§ DATA ROWS

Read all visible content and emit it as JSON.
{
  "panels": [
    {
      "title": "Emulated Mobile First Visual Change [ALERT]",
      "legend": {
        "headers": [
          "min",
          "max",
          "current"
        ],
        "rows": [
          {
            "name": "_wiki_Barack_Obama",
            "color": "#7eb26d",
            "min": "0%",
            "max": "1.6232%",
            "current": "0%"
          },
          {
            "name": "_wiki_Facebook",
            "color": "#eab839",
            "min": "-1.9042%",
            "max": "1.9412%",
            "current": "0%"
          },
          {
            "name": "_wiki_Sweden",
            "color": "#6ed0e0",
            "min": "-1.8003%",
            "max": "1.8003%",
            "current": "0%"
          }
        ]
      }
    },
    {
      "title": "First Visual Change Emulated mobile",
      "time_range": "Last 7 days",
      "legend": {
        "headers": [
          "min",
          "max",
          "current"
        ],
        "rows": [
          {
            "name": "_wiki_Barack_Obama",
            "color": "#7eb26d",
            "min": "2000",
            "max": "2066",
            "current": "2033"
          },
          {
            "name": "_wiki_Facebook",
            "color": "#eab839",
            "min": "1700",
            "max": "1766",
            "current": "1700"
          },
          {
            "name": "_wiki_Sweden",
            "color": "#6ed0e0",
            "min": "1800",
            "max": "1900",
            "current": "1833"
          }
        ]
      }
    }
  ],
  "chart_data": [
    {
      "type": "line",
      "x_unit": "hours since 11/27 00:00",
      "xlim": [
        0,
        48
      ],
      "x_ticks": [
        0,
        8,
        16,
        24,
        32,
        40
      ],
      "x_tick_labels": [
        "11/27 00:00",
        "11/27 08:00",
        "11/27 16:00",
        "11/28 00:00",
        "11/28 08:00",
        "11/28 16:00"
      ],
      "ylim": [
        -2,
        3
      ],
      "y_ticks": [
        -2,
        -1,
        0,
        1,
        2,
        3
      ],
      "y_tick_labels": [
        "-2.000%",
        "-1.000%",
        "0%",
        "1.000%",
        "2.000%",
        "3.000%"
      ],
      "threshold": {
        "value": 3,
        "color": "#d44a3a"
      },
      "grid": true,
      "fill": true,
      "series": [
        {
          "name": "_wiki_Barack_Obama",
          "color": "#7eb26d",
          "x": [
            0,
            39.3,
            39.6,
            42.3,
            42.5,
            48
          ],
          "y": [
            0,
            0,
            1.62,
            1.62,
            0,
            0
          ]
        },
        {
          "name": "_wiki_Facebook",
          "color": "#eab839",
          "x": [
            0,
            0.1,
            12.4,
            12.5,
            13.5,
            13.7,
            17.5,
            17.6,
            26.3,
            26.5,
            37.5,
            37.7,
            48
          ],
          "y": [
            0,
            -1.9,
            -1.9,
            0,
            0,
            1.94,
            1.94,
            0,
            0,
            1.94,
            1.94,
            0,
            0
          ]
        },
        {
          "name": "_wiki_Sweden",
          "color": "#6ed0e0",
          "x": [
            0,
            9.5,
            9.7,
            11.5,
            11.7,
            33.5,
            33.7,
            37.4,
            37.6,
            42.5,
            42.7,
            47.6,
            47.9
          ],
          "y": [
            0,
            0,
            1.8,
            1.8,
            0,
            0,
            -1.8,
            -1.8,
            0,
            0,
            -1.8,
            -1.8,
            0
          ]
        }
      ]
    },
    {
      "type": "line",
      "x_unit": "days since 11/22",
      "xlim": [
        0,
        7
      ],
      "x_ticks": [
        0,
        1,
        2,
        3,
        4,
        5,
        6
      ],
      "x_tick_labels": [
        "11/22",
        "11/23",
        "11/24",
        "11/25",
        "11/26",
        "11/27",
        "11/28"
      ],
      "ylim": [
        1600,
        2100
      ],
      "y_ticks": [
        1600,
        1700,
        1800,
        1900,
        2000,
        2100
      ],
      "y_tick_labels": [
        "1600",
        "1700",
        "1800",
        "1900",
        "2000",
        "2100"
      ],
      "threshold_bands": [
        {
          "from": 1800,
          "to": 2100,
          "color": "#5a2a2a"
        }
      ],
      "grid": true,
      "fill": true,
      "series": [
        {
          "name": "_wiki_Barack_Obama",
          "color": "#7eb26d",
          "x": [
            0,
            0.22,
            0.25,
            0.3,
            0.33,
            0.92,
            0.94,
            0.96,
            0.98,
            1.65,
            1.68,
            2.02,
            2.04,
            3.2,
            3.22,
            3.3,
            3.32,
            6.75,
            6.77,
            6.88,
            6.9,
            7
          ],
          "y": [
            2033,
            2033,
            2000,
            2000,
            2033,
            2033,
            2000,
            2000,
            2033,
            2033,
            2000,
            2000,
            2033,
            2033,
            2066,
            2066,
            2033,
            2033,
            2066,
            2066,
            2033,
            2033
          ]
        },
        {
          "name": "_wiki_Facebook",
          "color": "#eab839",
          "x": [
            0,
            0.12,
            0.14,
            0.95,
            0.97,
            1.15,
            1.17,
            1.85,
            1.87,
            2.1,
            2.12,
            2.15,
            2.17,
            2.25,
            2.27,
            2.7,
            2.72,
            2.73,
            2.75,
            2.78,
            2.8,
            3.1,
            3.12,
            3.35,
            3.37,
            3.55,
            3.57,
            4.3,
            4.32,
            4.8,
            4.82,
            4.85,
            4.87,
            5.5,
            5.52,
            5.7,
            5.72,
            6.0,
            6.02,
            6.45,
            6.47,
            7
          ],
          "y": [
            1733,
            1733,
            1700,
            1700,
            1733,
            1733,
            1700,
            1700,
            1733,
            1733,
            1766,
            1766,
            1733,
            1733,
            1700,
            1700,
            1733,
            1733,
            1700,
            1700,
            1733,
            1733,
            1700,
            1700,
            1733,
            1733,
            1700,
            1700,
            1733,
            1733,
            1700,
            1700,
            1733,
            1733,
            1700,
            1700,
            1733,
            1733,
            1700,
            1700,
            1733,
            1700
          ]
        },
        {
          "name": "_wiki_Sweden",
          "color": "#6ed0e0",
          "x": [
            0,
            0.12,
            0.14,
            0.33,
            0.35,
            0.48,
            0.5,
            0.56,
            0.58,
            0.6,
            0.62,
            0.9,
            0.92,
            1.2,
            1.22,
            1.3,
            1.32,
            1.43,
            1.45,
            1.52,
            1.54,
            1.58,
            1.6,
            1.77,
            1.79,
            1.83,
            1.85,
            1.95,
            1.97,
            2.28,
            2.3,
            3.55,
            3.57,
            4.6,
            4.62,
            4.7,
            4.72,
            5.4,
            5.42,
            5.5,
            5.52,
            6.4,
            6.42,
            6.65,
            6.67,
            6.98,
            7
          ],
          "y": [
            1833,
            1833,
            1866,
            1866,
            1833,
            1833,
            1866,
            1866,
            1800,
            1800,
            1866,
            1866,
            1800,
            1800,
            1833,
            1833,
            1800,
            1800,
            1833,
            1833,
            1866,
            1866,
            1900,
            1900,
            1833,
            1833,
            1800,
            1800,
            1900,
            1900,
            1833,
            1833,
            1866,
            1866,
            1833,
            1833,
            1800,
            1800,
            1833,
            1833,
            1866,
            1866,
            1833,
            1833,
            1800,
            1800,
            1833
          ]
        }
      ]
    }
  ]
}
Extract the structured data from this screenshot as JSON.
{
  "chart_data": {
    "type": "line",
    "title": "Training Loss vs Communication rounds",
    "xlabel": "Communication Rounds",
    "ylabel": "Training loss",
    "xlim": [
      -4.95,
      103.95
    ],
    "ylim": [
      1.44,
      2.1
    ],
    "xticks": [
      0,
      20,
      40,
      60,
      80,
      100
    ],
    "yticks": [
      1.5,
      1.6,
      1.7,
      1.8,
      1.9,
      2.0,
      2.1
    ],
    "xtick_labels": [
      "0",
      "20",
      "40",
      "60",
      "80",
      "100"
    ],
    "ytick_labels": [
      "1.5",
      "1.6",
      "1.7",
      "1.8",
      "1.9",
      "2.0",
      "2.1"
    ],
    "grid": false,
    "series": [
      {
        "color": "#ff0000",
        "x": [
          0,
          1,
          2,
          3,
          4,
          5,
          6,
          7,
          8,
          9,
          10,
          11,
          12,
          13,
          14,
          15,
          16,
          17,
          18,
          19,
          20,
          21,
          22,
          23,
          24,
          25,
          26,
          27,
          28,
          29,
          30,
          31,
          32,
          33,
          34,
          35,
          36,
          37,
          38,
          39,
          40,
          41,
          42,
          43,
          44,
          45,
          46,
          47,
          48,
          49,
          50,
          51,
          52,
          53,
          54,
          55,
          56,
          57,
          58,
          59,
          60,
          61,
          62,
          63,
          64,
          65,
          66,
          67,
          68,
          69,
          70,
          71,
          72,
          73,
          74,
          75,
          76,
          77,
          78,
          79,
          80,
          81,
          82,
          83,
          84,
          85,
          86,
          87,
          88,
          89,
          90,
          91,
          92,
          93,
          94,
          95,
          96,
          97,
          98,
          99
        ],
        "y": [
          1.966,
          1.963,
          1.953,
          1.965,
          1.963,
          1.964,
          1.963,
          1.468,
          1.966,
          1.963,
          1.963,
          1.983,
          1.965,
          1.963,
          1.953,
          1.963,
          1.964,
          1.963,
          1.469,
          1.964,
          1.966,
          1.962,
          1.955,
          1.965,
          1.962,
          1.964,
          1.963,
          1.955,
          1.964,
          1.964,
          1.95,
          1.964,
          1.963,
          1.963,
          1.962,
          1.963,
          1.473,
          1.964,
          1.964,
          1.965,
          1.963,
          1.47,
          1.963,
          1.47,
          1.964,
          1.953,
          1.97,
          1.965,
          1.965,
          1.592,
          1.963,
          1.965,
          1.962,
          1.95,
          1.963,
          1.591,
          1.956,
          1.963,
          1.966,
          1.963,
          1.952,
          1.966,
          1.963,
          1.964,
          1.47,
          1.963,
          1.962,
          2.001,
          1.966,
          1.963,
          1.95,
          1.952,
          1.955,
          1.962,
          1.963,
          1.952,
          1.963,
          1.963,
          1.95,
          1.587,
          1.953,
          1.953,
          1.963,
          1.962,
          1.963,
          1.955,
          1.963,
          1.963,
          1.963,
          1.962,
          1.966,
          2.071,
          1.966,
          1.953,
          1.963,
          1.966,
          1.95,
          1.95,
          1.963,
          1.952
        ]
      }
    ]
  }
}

§ DO THIS
Scan the entries above. Copy each line that has the string "Change".

§ TASK RESPONSE
      "title": "Emulated Mobile First Visual Change [ALERT]",
      "title": "First Visual Change Emulated mobile",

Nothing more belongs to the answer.